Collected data
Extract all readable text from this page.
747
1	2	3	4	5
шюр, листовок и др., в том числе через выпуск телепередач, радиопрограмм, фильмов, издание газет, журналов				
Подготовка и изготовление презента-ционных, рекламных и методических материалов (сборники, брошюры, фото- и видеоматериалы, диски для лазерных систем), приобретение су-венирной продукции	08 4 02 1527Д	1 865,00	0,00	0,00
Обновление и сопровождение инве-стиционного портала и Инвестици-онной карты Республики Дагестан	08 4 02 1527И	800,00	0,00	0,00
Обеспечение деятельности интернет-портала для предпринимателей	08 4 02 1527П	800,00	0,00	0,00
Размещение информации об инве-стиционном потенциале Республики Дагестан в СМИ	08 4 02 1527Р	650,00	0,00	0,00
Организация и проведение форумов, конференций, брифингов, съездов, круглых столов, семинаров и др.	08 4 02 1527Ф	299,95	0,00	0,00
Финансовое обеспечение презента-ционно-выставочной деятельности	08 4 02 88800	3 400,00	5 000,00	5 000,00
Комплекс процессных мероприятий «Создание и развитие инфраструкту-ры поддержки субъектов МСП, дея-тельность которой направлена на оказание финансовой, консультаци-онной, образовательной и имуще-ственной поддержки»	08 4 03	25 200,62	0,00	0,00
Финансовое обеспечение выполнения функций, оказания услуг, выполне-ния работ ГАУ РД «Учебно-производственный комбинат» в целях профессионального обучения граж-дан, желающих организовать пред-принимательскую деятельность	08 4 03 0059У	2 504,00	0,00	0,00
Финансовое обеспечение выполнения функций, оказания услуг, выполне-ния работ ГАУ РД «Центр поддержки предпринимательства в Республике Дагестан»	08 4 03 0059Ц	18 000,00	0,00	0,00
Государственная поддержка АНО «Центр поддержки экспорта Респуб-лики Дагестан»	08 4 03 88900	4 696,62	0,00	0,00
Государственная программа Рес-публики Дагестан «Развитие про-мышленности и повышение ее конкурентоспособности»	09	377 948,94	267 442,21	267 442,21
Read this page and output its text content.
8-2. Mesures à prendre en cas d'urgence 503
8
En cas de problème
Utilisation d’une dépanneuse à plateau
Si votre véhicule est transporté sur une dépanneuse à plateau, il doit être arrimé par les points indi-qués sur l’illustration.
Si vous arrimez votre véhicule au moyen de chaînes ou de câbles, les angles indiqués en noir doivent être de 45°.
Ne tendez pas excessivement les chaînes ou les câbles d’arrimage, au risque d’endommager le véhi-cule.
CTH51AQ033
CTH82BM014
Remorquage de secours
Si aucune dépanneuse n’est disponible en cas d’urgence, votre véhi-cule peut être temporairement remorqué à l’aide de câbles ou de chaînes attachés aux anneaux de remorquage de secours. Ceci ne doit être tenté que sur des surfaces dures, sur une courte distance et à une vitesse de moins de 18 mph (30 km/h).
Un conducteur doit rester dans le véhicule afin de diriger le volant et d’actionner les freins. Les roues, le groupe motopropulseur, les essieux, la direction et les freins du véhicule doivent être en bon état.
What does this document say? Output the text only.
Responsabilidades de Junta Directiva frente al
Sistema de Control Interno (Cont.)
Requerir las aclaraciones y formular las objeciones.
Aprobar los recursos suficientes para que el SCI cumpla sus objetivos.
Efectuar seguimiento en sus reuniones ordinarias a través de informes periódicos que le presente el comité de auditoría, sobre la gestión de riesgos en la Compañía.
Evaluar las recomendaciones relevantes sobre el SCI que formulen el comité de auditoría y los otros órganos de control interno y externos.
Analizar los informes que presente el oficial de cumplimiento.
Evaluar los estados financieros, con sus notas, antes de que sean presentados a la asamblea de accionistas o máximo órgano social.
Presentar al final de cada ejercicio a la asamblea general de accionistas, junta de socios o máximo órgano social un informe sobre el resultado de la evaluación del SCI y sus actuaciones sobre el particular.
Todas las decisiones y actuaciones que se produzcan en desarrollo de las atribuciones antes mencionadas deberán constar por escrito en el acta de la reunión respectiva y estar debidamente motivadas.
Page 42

• Set exercise:
Write out the listing once more, matching it exactly.

• Output of the exercise:
Extract all readable text from this page.
747
1	2	3	4	5
шюр, листовок и др., в том числе через выпуск телепередач, радиопрограмм, фильмов, издание газет, журналов				
Подготовка и изготовление презента-ционных, рекламных и методических материалов (сборники, брошюры, фото- и видеоматериалы, диски для лазерных систем), приобретение су-венирной продукции	08 4 02 1527Д	1 865,00	0,00	0,00
Обновление и сопровождение инве-стиционного портала и Инвестици-онной карты Республики Дагестан	08 4 02 1527И	800,00	0,00	0,00
Обеспечение деятельности интернет-портала для предпринимателей	08 4 02 1527П	800,00	0,00	0,00
Размещение информации об инве-стиционном потенциале Республики Дагестан в СМИ	08 4 02 1527Р	650,00	0,00	0,00
Организация и проведение форумов, конференций, брифингов, съездов, круглых столов, семинаров и др.	08 4 02 1527Ф	299,95	0,00	0,00
Финансовое обеспечение презента-ционно-выставочной деятельности	08 4 02 88800	3 400,00	5 000,00	5 000,00
Комплекс процессных мероприятий «Создание и развитие инфраструкту-ры поддержки субъектов МСП, дея-тельность которой направлена на оказание финансовой, консультаци-онной, образовательной и имуще-ственной поддержки»	08 4 03	25 200,62	0,00	0,00
Финансовое обеспечение выполнения функций, оказания услуг, выполне-ния работ ГАУ РД «Учебно-производственный комбинат» в целях профессионального обучения граж-дан, желающих организовать пред-принимательскую деятельность	08 4 03 0059У	2 504,00	0,00	0,00
Финансовое обеспечение выполнения функций, оказания услуг, выполне-ния работ ГАУ РД «Центр поддержки предпринимательства в Республике Дагестан»	08 4 03 0059Ц	18 000,00	0,00	0,00
Государственная поддержка АНО «Центр поддержки экспорта Респуб-лики Дагестан»	08 4 03 88900	4 696,62	0,00	0,00
Государственная программа Рес-публики Дагестан «Развитие про-мышленности и повышение ее конкурентоспособности»	09	377 948,94	267 442,21	267 442,21
Read this page and output its text content.
8-2. Mesures à prendre en cas d'urgence 503
8
En cas de problème
Utilisation d’une dépanneuse à plateau
Si votre véhicule est transporté sur une dépanneuse à plateau, il doit être arrimé par les points indi-qués sur l’illustration.
Si vous arrimez votre véhicule au moyen de chaînes ou de câbles, les angles indiqués en noir doivent être de 45°.
Ne tendez pas excessivement les chaînes ou les câbles d’arrimage, au risque d’endommager le véhi-cule.
CTH51AQ033
CTH82BM014
Remorquage de secours
Si aucune dépanneuse n’est disponible en cas d’urgence, votre véhi-cule peut être temporairement remorqué à l’aide de câbles ou de chaînes attachés aux anneaux de remorquage de secours. Ceci ne doit être tenté que sur des surfaces dures, sur une courte distance et à une vitesse de moins de 18 mph (30 km/h).
Un conducteur doit rester dans le véhicule afin de diriger le volant et d’actionner les freins. Les roues, le groupe motopropulseur, les essieux, la direction et les freins du véhicule doivent être en bon état.
What does this document say? Output the text only.
Responsabilidades de Junta Directiva frente al
Sistema de Control Interno (Cont.)
Requerir las aclaraciones y formular las objeciones.
Aprobar los recursos suficientes para que el SCI cumpla sus objetivos.
Efectuar seguimiento en sus reuniones ordinarias a través de informes periódicos que le presente el comité de auditoría, sobre la gestión de riesgos en la Compañía.
Evaluar las recomendaciones relevantes sobre el SCI que formulen el comité de auditoría y los otros órganos de control interno y externos.
Analizar los informes que presente el oficial de cumplimiento.
Evaluar los estados financieros, con sus notas, antes de que sean presentados a la asamblea de accionistas o máximo órgano social.
Presentar al final de cada ejercicio a la asamblea general de accionistas, junta de socios o máximo órgano social un informe sobre el resultado de la evaluación del SCI y sus actuaciones sobre el particular.
Todas las decisiones y actuaciones que se produzcan en desarrollo de las atribuciones antes mencionadas deberán constar por escrito en el acta de la reunión respectiva y estar debidamente motivadas.
Page 42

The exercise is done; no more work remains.